■ **THE PROBLEM**:
Present every line of the items below as a JSON array of strings, with one string per line and blank lines omitted.

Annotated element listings
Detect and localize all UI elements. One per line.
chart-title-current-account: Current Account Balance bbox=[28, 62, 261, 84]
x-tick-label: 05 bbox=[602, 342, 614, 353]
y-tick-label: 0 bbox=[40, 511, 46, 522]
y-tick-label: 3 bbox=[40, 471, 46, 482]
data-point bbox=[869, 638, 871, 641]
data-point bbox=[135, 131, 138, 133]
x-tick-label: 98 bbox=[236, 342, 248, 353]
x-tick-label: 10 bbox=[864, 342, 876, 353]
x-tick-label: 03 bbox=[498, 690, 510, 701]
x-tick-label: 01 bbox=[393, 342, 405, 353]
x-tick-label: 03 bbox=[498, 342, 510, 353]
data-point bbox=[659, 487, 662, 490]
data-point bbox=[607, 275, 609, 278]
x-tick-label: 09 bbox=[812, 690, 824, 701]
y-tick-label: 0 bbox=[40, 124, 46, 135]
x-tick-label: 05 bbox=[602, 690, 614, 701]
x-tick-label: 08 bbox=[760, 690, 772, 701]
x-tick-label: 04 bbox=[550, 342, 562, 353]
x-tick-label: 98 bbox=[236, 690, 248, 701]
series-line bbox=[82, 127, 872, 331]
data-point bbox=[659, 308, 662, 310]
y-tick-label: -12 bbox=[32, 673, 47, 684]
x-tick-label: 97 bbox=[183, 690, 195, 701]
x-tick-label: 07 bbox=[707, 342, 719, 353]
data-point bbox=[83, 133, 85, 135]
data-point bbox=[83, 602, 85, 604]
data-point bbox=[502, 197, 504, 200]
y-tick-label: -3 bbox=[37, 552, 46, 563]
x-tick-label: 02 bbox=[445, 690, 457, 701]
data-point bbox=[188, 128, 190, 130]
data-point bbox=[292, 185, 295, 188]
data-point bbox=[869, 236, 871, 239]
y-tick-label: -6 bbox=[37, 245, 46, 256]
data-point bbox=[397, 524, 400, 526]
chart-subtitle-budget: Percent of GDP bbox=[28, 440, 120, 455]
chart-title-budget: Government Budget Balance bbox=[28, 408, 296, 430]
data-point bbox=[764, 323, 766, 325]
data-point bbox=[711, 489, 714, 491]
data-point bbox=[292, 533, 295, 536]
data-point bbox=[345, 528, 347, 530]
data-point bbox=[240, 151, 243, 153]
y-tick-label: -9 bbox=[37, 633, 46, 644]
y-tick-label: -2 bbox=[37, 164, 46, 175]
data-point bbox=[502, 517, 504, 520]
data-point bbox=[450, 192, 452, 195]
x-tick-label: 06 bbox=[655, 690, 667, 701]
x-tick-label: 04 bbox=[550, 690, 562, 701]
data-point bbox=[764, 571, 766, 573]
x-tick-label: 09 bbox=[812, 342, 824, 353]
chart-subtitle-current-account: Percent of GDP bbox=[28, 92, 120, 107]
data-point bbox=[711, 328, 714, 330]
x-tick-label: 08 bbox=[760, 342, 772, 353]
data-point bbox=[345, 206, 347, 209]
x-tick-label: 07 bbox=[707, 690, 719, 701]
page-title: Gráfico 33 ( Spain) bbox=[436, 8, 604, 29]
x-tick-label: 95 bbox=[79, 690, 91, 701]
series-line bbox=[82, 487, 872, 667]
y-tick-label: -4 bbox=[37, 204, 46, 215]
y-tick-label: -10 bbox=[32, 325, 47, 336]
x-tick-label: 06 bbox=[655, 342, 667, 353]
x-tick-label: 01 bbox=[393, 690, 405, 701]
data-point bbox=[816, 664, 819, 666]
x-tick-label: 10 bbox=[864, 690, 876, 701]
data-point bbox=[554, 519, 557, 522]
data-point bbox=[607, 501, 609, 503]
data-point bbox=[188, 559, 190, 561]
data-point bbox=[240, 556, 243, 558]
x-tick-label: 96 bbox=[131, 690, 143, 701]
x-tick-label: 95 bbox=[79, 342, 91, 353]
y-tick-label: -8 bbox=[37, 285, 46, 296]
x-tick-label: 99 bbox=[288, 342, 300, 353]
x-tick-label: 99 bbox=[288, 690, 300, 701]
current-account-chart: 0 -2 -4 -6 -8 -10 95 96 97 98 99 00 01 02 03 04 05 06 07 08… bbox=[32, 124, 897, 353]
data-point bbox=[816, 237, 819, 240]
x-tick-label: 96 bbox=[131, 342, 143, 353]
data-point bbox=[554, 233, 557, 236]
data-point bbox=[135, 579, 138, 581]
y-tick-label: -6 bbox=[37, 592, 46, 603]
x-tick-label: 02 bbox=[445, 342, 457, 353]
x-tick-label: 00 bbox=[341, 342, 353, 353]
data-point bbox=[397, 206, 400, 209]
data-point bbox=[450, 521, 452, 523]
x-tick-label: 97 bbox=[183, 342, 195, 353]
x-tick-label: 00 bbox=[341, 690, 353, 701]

■ **IN RESPONSE**:
[
  "Detect and localize all UI elements. One per line.",
  "chart-title-current-account: Current Account Balance bbox=[28, 62, 261, 84]",
  "x-tick-label: 05 bbox=[602, 342, 614, 353]",
  "y-tick-label: 0 bbox=[40, 511, 46, 522]",
  "y-tick-label: 3 bbox=[40, 471, 46, 482]",
  "data-point bbox=[869, 638, 871, 641]",
  "data-point bbox=[135, 131, 138, 133]",
  "x-tick-label: 98 bbox=[236, 342, 248, 353]",
  "x-tick-label: 10 bbox=[864, 342, 876, 353]",
  "x-tick-label: 03 bbox=[498, 690, 510, 701]",
  "x-tick-label: 01 bbox=[393, 342, 405, 353]",
  "x-tick-label: 03 bbox=[498, 342, 510, 353]",
  "data-point bbox=[659, 487, 662, 490]",
  "data-point bbox=[607, 275, 609, 278]",
  "x-tick-label: 09 bbox=[812, 690, 824, 701]",
  "y-tick-label: 0 bbox=[40, 124, 46, 135]",
  "x-tick-label: 05 bbox=[602, 690, 614, 701]",
  "x-tick-label: 08 bbox=[760, 690, 772, 701]",
  "x-tick-label: 04 bbox=[550, 342, 562, 353]",
  "x-tick-label: 98 bbox=[236, 690, 248, 701]",
  "series-line bbox=[82, 127, 872, 331]",
  "data-point bbox=[659, 308, 662, 310]",
  "y-tick-label: -12 bbox=[32, 673, 47, 684]",
  "x-tick-label: 97 bbox=[183, 690, 195, 701]",
  "x-tick-label: 07 bbox=[707, 342, 719, 353]",
  "data-point bbox=[83, 133, 85, 135]",
  "data-point bbox=[83, 602, 85, 604]",
  "data-point bbox=[502, 197, 504, 200]",
  "y-tick-label: -3 bbox=[37, 552, 46, 563]",
  "x-tick-label: 02 bbox=[445, 690, 457, 701]",
  "data-point bbox=[188, 128, 190, 130]",
  "data-point bbox=[292, 185, 295, 188]",
  "data-point bbox=[869, 236, 871, 239]",
  "y-tick-label: -6 bbox=[37, 245, 46, 256]",
  "data-point bbox=[397, 524, 400, 526]",
  "chart-subtitle-budget: Percent of GDP bbox=[28, 440, 120, 455]",
  "chart-title-budget: Government Budget Balance bbox=[28, 408, 296, 430]",
  "data-point bbox=[764, 323, 766, 325]",
  "data-point bbox=[711, 489, 714, 491]",
  "data-point bbox=[292, 533, 295, 536]",
  "data-point bbox=[345, 528, 347, 530]",
  "data-point bbox=[240, 151, 243, 153]",
  "y-tick-label: -9 bbox=[37, 633, 46, 644]",
  "y-tick-label: -2 bbox=[37, 164, 46, 175]",
  "data-point bbox=[502, 517, 504, 520]",
  "data-point bbox=[450, 192, 452, 195]",
  "x-tick-label: 06 bbox=[655, 690, 667, 701]",
  "x-tick-label: 04 bbox=[550, 690, 562, 701]",
  "data-point bbox=[764, 571, 766, 573]",
  "x-tick-label: 09 bbox=[812, 342, 824, 353]",
  "chart-subtitle-current-account: Percent of GDP bbox=[28, 92, 120, 107]",
  "data-point bbox=[711, 328, 714, 330]",
  "x-tick-label: 08 bbox=[760, 342, 772, 353]",
  "data-point bbox=[345, 206, 347, 209]",
  "x-tick-label: 07 bbox=[707, 690, 719, 701]",
  "page-title: Gráfico 33 ( Spain) bbox=[436, 8, 604, 29]",
  "x-tick-label: 95 bbox=[79, 690, 91, 701]",
  "series-line bbox=[82, 487, 872, 667]",
  "y-tick-label: -4 bbox=[37, 204, 46, 215]",
  "y-tick-label: -10 bbox=[32, 325, 47, 336]",
  "x-tick-label: 06 bbox=[655, 342, 667, 353]",
  "x-tick-label: 01 bbox=[393, 690, 405, 701]",
  "data-point bbox=[816, 664, 819, 666]",
  "x-tick-label: 10 bbox=[864, 690, 876, 701]",
  "data-point bbox=[554, 519, 557, 522]",
  "data-point bbox=[607, 501, 609, 503]",
  "data-point bbox=[188, 559, 190, 561]",
  "data-point bbox=[240, 556, 243, 558]",
  "x-tick-label: 96 bbox=[131, 690, 143, 701]",
  "x-tick-label: 95 bbox=[79, 342, 91, 353]",
  "y-tick-label: -8 bbox=[37, 285, 46, 296]",
  "x-tick-label: 99 bbox=[288, 342, 300, 353]",
  "x-tick-label: 99 bbox=[288, 690, 300, 701]",
  "current-account-chart: 0 -2 -4 -6 -8 -10 95 96 97 98 99 00 01 02 03 04 05 06 07 08… bbox=[32, 124, 897, 353]",
  "data-point bbox=[816, 237, 819, 240]",
  "x-tick-label: 96 bbox=[131, 342, 143, 353]",
  "data-point bbox=[554, 233, 557, 236]",
  "data-point bbox=[135, 579, 138, 581]",
  "y-tick-label: -6 bbox=[37, 592, 46, 603]",
  "x-tick-label: 02 bbox=[445, 342, 457, 353]",
  "x-tick-label: 00 bbox=[341, 342, 353, 353]",
  "data-point bbox=[397, 206, 400, 209]",
  "data-point bbox=[450, 521, 452, 523]",
  "x-tick-label: 97 bbox=[183, 342, 195, 353]",
  "x-tick-label: 00 bbox=[341, 690, 353, 701]"
]